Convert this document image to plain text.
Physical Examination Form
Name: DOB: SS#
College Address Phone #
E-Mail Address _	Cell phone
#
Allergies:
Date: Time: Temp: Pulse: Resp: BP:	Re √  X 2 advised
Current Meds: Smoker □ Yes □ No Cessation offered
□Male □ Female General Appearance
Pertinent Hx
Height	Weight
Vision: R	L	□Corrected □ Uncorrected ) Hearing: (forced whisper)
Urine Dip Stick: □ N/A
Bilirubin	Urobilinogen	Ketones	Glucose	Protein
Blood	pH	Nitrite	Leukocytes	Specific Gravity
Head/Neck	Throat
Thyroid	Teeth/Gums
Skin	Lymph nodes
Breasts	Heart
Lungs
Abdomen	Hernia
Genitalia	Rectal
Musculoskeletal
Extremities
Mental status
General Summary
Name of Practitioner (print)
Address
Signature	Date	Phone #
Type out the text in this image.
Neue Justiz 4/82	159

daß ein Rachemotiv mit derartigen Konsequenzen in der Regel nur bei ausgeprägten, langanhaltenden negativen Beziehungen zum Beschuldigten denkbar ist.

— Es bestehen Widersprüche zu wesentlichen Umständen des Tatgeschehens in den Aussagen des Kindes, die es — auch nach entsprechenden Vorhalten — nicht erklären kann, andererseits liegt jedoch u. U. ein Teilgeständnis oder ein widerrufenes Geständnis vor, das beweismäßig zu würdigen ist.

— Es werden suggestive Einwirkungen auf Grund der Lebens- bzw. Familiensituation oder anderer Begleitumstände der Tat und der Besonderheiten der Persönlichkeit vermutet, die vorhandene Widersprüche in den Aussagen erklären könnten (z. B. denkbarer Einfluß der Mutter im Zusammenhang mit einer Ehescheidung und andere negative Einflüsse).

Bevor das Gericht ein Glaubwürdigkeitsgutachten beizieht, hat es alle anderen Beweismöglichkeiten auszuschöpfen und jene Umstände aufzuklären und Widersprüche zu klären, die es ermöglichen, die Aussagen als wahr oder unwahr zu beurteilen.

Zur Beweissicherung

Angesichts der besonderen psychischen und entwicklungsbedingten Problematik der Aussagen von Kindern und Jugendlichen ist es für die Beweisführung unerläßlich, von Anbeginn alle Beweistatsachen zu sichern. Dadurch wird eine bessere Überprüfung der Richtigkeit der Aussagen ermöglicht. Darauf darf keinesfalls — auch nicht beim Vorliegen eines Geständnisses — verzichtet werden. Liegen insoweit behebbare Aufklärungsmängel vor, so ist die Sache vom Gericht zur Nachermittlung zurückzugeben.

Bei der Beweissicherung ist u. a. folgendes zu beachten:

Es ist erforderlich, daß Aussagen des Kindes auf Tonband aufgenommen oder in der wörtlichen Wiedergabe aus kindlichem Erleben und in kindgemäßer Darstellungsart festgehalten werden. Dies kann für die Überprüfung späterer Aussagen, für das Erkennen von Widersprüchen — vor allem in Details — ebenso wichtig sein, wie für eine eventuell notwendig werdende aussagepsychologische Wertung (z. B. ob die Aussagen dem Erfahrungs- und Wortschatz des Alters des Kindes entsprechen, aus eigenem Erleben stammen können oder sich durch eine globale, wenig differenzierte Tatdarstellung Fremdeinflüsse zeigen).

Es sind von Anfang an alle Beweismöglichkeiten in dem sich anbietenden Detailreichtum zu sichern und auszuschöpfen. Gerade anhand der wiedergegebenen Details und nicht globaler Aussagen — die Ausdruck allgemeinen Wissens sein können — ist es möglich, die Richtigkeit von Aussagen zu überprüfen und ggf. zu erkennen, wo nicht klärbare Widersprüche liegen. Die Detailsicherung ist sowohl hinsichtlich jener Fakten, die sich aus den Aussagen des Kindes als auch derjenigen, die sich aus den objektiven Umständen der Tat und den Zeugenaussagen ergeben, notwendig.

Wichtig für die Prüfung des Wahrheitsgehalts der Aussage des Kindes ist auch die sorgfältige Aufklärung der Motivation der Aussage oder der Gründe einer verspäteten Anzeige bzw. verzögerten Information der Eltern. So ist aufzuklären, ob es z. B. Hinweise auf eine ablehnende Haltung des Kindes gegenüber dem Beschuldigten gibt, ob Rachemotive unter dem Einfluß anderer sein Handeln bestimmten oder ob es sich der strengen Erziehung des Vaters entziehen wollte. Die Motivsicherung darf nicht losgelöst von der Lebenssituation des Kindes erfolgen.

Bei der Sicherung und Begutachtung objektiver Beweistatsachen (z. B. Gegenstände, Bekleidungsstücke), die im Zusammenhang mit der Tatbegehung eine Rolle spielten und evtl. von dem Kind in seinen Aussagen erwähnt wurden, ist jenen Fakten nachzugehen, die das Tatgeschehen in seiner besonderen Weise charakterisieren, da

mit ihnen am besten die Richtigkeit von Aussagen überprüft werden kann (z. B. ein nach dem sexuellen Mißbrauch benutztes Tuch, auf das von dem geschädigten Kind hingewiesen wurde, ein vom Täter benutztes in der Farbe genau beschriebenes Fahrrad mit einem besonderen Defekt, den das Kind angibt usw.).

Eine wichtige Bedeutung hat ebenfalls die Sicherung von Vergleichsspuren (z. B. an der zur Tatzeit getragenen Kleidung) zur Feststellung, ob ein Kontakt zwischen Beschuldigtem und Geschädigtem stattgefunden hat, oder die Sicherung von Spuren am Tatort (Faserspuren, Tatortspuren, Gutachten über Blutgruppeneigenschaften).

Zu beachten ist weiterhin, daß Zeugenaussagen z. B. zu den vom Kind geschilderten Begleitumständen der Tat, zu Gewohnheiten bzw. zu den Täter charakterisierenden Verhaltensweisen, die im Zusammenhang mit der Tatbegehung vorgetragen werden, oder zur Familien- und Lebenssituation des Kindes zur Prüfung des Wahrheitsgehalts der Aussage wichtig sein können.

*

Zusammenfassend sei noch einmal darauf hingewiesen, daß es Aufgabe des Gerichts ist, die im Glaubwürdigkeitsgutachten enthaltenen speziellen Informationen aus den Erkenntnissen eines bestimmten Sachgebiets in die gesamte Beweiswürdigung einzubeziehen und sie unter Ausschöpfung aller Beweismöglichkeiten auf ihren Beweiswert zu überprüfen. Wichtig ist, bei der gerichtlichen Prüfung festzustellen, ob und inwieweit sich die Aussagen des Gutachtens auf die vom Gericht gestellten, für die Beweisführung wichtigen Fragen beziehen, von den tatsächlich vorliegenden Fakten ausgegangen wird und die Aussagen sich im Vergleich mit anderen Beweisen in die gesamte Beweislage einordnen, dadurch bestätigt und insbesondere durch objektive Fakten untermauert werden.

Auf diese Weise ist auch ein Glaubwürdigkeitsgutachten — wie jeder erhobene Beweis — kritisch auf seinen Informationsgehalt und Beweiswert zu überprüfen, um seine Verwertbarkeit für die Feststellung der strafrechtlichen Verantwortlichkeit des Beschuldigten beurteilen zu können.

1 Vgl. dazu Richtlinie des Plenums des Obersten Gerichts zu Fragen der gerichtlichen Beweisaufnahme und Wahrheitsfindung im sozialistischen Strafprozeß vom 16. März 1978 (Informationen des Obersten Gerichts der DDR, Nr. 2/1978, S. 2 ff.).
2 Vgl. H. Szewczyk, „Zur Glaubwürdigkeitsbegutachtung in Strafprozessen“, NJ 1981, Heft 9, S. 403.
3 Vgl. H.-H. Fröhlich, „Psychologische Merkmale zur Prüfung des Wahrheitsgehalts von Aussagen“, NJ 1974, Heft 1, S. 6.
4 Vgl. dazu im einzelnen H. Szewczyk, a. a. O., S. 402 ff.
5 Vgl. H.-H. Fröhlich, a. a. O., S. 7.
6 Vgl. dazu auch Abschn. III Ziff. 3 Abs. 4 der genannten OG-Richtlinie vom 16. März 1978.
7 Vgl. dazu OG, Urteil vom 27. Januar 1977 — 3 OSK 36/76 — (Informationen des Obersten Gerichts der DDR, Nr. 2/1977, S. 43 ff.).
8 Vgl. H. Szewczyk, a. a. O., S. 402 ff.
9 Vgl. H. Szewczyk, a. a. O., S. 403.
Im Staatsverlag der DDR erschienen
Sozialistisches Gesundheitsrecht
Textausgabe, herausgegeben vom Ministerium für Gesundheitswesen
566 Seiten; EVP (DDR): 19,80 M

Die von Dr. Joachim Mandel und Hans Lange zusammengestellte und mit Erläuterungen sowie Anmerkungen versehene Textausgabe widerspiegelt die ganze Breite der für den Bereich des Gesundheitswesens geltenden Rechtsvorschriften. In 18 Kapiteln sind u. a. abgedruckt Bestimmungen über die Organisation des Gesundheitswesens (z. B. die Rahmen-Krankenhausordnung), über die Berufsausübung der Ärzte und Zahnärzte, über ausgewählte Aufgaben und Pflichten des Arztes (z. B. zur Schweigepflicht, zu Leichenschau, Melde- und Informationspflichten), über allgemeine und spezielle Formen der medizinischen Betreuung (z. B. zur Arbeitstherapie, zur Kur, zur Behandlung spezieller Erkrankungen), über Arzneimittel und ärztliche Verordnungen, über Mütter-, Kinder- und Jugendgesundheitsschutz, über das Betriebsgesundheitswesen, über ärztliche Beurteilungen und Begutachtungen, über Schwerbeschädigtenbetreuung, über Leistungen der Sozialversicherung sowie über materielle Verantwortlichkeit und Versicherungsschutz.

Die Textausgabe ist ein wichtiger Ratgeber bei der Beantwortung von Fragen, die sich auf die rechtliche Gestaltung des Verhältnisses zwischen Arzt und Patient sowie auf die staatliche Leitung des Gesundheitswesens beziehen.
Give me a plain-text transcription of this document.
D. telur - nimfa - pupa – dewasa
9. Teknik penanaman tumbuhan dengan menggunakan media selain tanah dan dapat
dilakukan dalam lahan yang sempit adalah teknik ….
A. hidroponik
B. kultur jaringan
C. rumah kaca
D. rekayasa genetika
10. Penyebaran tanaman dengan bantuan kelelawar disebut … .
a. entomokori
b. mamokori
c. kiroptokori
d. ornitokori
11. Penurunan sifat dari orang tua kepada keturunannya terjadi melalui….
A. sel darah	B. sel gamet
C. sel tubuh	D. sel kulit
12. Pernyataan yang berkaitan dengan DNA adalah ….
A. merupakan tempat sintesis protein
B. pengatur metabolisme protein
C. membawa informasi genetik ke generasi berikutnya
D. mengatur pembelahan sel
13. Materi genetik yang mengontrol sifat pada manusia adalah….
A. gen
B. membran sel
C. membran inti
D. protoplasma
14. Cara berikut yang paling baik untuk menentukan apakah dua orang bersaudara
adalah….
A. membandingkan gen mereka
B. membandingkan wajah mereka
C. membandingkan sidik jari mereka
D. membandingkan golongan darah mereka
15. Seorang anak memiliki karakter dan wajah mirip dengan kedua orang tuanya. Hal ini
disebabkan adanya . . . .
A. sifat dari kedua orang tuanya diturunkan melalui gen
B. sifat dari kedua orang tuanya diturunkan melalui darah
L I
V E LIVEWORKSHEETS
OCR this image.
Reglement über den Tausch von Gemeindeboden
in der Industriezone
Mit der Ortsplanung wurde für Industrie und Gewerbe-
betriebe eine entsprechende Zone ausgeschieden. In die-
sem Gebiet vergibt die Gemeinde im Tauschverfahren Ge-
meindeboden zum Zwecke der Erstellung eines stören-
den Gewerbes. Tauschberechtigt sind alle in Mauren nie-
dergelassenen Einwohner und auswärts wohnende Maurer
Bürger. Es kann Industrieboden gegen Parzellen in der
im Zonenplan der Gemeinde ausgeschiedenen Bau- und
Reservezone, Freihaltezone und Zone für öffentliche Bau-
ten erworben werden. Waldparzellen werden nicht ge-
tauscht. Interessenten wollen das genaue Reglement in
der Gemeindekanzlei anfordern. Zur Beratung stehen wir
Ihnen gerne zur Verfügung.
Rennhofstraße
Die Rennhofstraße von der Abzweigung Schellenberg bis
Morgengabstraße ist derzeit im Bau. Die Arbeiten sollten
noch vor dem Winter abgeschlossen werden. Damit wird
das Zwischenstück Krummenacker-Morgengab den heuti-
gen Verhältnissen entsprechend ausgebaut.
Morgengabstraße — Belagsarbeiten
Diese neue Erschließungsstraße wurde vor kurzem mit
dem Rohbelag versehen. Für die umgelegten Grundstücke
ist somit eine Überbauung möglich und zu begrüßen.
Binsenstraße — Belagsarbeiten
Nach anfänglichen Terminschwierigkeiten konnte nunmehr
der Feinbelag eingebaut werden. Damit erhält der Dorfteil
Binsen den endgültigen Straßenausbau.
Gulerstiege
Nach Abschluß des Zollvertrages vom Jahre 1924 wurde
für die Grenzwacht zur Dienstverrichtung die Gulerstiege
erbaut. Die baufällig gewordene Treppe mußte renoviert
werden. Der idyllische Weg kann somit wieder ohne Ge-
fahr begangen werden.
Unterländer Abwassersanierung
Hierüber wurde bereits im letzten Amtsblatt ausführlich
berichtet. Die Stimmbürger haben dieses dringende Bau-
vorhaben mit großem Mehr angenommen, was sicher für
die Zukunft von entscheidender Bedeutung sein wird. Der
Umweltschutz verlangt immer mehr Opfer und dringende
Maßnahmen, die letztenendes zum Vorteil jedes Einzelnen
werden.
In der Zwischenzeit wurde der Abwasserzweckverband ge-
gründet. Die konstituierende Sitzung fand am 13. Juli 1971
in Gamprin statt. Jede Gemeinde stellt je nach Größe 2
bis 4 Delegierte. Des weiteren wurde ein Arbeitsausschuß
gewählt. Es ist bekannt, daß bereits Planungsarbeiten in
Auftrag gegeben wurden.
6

## Task to complete
Counting the lines of the material that hold the string "Beschuldigten", state the total and nothing besides.

## Expected output
3